> _MATERIAL PROVIDED_:
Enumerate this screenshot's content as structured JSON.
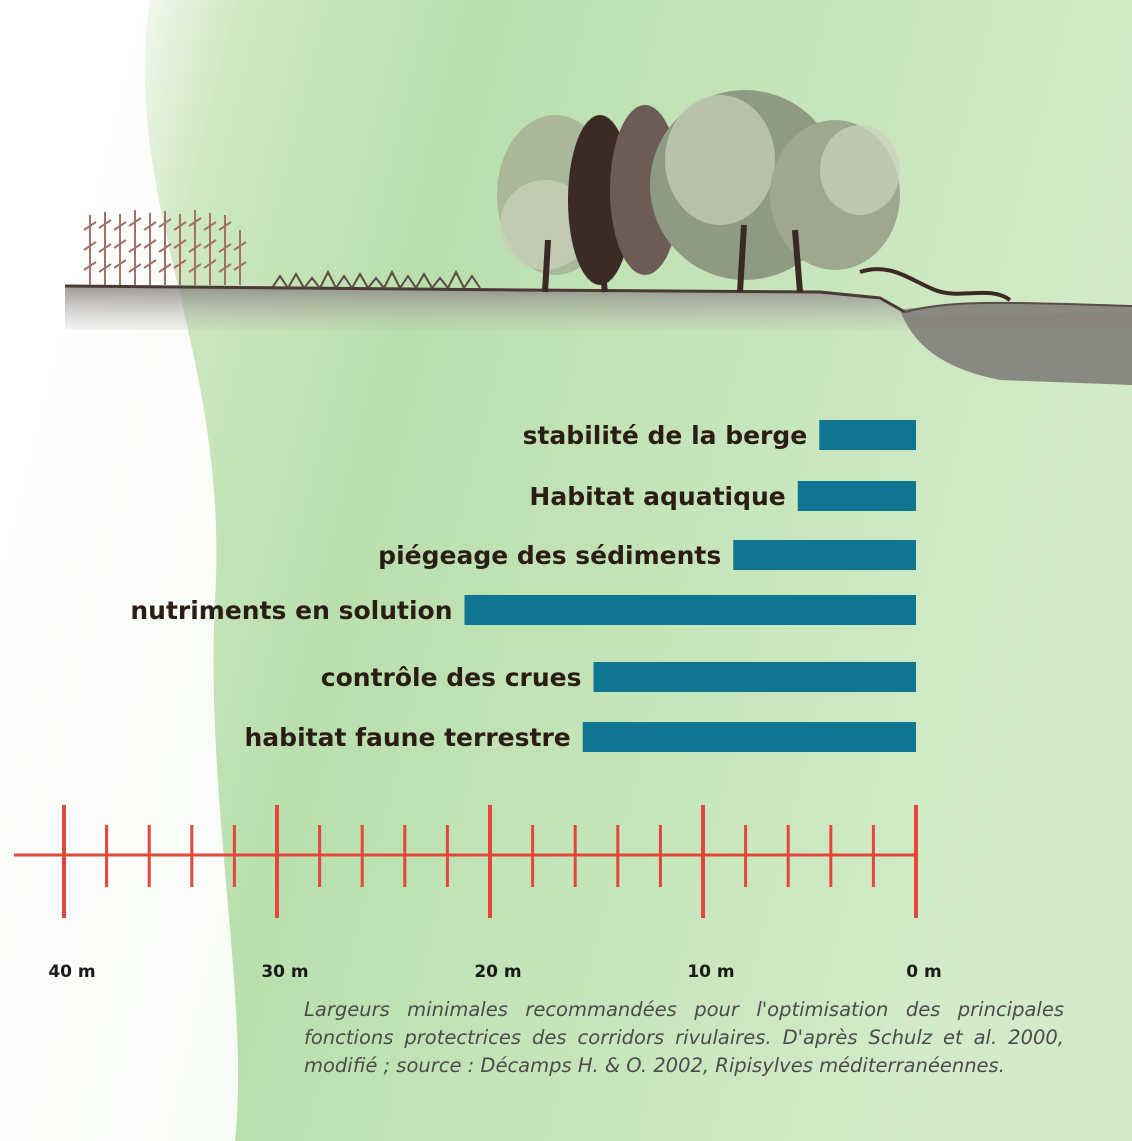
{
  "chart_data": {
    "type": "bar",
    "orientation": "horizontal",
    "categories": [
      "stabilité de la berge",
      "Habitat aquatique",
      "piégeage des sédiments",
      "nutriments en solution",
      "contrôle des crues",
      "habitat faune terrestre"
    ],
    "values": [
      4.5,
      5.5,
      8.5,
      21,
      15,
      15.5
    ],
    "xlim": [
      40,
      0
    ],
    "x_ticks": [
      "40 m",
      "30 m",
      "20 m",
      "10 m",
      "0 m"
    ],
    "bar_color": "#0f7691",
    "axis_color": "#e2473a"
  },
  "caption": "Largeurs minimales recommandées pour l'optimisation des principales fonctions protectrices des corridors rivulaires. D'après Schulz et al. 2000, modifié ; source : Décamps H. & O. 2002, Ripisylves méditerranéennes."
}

> _WHAT TO PRODUCE_:
Except for the pictures, give all the material above again verbatim.

> _ANSWER FOR THE TASK_:
Enumerate this screenshot's content as structured JSON.
{
  "chart_data": {
    "type": "bar",
    "orientation": "horizontal",
    "categories": [
      "stabilité de la berge",
      "Habitat aquatique",
      "piégeage des sédiments",
      "nutriments en solution",
      "contrôle des crues",
      "habitat faune terrestre"
    ],
    "values": [
      4.5,
      5.5,
      8.5,
      21,
      15,
      15.5
    ],
    "xlim": [
      40,
      0
    ],
    "x_ticks": [
      "40 m",
      "30 m",
      "20 m",
      "10 m",
      "0 m"
    ],
    "bar_color": "#0f7691",
    "axis_color": "#e2473a"
  },
  "caption": "Largeurs minimales recommandées pour l'optimisation des principales fonctions protectrices des corridors rivulaires. D'après Schulz et al. 2000, modifié ; source : Décamps H. & O. 2002, Ripisylves méditerranéennes."
}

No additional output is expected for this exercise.